### Request
Copy the data word for word, keeping every line.

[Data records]
** Start **
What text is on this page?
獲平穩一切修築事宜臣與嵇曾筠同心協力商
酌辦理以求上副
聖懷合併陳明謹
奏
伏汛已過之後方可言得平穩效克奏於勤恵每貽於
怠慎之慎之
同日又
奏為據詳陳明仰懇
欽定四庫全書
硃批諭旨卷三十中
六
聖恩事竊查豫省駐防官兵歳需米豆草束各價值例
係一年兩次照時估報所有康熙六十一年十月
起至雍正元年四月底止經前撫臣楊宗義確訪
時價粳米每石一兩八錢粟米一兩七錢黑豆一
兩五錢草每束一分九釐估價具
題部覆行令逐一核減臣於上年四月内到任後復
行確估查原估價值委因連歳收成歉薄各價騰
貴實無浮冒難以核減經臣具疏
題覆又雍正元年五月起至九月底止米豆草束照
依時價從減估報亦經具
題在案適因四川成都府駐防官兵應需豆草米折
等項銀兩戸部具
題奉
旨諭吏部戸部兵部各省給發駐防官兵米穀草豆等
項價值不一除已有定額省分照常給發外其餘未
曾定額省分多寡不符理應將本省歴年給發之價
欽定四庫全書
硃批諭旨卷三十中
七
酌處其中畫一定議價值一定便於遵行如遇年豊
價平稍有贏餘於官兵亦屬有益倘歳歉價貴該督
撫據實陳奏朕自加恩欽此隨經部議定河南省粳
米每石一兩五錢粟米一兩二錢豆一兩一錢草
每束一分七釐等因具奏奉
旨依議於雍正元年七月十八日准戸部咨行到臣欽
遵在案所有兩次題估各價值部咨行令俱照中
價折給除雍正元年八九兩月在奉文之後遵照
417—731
** End **
### Result of this task
What text is on this page?
獲平穩一切修築事宜臣與嵇曾筠同心協力商
酌辦理以求上副
聖懷合併陳明謹
奏
伏汛已過之後方可言得平穩效克奏於勤恵每貽於
怠慎之慎之
同日又
奏為據詳陳明仰懇
欽定四庫全書
硃批諭旨卷三十中
六
聖恩事竊查豫省駐防官兵歳需米豆草束各價值例
係一年兩次照時估報所有康熙六十一年十月
起至雍正元年四月底止經前撫臣楊宗義確訪
時價粳米每石一兩八錢粟米一兩七錢黑豆一
兩五錢草每束一分九釐估價具
題部覆行令逐一核減臣於上年四月内到任後復
行確估查原估價值委因連歳收成歉薄各價騰
貴實無浮冒難以核減經臣具疏
題覆又雍正元年五月起至九月底止米豆草束照
依時價從減估報亦經具
題在案適因四川成都府駐防官兵應需豆草米折
等項銀兩戸部具
題奉
旨諭吏部戸部兵部各省給發駐防官兵米穀草豆等
項價值不一除已有定額省分照常給發外其餘未
曾定額省分多寡不符理應將本省歴年給發之價
欽定四庫全書
硃批諭旨卷三十中
七
酌處其中畫一定議價值一定便於遵行如遇年豊
價平稍有贏餘於官兵亦屬有益倘歳歉價貴該督
撫據實陳奏朕自加恩欽此隨經部議定河南省粳
米每石一兩五錢粟米一兩二錢豆一兩一錢草
每束一分七釐等因具奏奉
旨依議於雍正元年七月十八日准戸部咨行到臣欽
遵在案所有兩次題估各價值部咨行令俱照中
價折給除雍正元年八九兩月在奉文之後遵照
417—731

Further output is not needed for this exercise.